* [ENTRIES SHOWN]
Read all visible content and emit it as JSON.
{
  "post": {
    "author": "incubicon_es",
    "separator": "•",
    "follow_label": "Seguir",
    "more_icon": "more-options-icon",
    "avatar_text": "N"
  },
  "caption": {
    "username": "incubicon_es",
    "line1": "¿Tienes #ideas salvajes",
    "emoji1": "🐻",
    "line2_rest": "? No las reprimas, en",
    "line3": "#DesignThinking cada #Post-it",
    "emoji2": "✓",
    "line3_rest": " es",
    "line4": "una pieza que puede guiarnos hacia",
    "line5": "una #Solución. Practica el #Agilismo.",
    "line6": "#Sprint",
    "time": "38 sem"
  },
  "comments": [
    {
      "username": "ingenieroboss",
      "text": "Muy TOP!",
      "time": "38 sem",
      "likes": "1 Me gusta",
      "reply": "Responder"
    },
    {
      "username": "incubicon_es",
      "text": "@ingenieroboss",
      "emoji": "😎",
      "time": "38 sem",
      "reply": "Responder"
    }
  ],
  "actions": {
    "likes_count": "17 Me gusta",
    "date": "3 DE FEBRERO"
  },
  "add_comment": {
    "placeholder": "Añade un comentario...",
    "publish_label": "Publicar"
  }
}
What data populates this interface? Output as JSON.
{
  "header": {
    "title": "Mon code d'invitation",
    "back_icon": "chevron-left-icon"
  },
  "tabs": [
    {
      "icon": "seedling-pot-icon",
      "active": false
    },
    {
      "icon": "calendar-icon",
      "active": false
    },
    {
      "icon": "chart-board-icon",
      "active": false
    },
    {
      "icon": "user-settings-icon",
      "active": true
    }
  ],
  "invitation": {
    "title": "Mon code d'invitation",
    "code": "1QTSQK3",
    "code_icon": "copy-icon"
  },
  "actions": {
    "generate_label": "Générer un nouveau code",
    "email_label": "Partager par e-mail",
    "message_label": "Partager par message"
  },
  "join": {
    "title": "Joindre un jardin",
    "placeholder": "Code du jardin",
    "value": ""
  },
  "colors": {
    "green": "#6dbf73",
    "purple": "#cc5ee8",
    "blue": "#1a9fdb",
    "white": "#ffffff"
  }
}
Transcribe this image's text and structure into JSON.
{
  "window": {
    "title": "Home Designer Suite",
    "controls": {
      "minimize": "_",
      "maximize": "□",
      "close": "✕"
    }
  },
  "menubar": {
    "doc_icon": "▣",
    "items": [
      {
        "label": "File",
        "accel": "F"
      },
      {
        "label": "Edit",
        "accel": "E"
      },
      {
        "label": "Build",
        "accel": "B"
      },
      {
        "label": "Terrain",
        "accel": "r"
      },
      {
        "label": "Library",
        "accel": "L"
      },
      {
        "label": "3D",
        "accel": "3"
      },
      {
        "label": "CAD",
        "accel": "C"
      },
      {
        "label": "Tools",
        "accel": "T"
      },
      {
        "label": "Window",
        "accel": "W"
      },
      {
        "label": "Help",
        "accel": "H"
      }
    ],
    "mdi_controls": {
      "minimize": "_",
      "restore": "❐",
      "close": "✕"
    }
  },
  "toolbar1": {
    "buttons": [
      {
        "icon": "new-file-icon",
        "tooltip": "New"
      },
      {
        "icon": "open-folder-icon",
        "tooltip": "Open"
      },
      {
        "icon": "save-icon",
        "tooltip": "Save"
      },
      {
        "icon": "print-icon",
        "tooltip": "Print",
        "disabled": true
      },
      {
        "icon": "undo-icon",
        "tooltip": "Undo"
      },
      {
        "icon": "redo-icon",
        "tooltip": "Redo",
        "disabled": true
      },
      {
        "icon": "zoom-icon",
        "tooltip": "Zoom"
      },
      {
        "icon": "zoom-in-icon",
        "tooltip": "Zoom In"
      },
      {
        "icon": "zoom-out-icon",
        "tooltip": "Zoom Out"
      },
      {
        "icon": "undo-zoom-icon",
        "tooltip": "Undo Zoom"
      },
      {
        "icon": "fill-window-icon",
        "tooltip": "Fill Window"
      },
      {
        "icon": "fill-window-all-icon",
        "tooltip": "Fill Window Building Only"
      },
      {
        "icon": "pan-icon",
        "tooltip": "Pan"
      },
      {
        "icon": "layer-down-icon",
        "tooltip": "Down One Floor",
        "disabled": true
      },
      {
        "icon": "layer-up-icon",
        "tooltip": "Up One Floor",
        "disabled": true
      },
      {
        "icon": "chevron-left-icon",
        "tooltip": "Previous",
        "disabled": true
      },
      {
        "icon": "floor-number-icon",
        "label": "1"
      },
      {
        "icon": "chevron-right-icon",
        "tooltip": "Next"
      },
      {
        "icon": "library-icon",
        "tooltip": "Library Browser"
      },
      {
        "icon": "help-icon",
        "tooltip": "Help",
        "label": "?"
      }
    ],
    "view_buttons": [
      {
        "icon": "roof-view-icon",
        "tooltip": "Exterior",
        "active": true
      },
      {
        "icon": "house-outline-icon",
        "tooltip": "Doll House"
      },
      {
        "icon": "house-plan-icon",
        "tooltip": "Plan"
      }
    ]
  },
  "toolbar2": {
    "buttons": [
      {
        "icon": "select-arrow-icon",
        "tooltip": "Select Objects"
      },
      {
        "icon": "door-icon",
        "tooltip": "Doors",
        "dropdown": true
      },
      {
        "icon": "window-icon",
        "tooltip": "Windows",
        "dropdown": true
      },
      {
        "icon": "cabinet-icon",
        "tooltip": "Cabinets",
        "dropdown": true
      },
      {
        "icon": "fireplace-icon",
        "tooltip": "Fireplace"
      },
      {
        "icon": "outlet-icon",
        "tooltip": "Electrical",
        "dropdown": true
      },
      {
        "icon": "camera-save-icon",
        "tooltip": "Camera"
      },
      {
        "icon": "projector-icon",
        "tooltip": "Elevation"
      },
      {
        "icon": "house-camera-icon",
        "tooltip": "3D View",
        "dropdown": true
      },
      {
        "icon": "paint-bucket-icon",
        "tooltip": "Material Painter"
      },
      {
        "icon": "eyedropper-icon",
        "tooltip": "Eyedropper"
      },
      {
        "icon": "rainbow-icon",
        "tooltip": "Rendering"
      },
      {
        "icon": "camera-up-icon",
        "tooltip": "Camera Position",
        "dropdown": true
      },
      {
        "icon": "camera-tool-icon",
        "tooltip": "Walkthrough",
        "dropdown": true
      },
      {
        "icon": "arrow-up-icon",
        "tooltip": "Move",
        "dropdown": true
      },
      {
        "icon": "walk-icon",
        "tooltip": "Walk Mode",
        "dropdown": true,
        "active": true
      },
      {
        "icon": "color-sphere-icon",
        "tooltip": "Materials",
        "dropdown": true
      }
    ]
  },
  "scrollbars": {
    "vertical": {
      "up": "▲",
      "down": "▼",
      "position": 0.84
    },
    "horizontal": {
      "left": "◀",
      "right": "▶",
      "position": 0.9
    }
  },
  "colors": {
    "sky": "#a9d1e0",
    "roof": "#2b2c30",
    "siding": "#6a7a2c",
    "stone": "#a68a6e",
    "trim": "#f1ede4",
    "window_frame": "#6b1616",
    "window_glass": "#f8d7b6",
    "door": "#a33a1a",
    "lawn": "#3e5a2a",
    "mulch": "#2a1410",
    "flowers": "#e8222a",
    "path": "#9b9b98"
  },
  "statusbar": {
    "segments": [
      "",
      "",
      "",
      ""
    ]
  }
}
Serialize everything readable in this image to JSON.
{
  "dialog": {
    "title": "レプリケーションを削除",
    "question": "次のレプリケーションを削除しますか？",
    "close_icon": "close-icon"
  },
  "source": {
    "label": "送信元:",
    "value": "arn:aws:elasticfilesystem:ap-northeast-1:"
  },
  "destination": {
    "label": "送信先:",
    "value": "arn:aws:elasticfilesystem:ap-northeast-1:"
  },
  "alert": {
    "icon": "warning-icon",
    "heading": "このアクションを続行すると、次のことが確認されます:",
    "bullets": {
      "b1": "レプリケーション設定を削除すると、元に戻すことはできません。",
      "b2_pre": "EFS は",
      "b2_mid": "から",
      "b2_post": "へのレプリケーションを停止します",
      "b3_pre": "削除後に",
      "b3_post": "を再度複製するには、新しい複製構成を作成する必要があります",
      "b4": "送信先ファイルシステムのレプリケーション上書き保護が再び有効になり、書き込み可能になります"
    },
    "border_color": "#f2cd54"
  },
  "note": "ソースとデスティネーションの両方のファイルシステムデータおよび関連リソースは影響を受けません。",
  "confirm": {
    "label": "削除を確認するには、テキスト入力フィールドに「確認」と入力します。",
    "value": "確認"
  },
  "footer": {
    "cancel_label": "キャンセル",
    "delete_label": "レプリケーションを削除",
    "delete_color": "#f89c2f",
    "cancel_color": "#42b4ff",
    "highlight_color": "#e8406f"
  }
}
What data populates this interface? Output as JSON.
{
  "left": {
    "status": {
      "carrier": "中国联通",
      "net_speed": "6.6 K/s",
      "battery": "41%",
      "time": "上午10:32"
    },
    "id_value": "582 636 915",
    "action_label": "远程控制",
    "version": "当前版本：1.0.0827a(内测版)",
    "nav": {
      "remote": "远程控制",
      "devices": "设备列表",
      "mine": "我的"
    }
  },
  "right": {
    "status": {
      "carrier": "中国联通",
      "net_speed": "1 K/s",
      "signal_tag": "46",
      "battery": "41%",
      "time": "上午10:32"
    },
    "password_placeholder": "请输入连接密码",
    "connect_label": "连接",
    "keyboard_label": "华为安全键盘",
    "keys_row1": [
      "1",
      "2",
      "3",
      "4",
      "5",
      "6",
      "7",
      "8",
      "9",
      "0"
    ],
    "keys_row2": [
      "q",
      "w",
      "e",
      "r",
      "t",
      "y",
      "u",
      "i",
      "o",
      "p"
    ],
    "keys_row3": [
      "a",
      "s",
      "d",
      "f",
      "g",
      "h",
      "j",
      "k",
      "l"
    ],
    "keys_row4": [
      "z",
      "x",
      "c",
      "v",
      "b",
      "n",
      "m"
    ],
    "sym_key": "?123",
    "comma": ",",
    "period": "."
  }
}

* [EXERCISE REQUIREMENTS]
Transcribe the records above exactly, but only from the line that contains "Serialize everything readable" through their final line, inclusive.

* [FULL OUTPUT]
Serialize everything readable in this image to JSON.
{
  "dialog": {
    "title": "レプリケーションを削除",
    "question": "次のレプリケーションを削除しますか？",
    "close_icon": "close-icon"
  },
  "source": {
    "label": "送信元:",
    "value": "arn:aws:elasticfilesystem:ap-northeast-1:"
  },
  "destination": {
    "label": "送信先:",
    "value": "arn:aws:elasticfilesystem:ap-northeast-1:"
  },
  "alert": {
    "icon": "warning-icon",
    "heading": "このアクションを続行すると、次のことが確認されます:",
    "bullets": {
      "b1": "レプリケーション設定を削除すると、元に戻すことはできません。",
      "b2_pre": "EFS は",
      "b2_mid": "から",
      "b2_post": "へのレプリケーションを停止します",
      "b3_pre": "削除後に",
      "b3_post": "を再度複製するには、新しい複製構成を作成する必要があります",
      "b4": "送信先ファイルシステムのレプリケーション上書き保護が再び有効になり、書き込み可能になります"
    },
    "border_color": "#f2cd54"
  },
  "note": "ソースとデスティネーションの両方のファイルシステムデータおよび関連リソースは影響を受けません。",
  "confirm": {
    "label": "削除を確認するには、テキスト入力フィールドに「確認」と入力します。",
    "value": "確認"
  },
  "footer": {
    "cancel_label": "キャンセル",
    "delete_label": "レプリケーションを削除",
    "delete_color": "#f89c2f",
    "cancel_color": "#42b4ff",
    "highlight_color": "#e8406f"
  }
}
What data populates this interface? Output as JSON.
{
  "left": {
    "status": {
      "carrier": "中国联通",
      "net_speed": "6.6 K/s",
      "battery": "41%",
      "time": "上午10:32"
    },
    "id_value": "582 636 915",
    "action_label": "远程控制",
    "version": "当前版本：1.0.0827a(内测版)",
    "nav": {
      "remote": "远程控制",
      "devices": "设备列表",
      "mine": "我的"
    }
  },
  "right": {
    "status": {
      "carrier": "中国联通",
      "net_speed": "1 K/s",
      "signal_tag": "46",
      "battery": "41%",
      "time": "上午10:32"
    },
    "password_placeholder": "请输入连接密码",
    "connect_label": "连接",
    "keyboard_label": "华为安全键盘",
    "keys_row1": [
      "1",
      "2",
      "3",
      "4",
      "5",
      "6",
      "7",
      "8",
      "9",
      "0"
    ],
    "keys_row2": [
      "q",
      "w",
      "e",
      "r",
      "t",
      "y",
      "u",
      "i",
      "o",
      "p"
    ],
    "keys_row3": [
      "a",
      "s",
      "d",
      "f",
      "g",
      "h",
      "j",
      "k",
      "l"
    ],
    "keys_row4": [
      "z",
      "x",
      "c",
      "v",
      "b",
      "n",
      "m"
    ],
    "sym_key": "?123",
    "comma": ",",
    "period": "."
  }
}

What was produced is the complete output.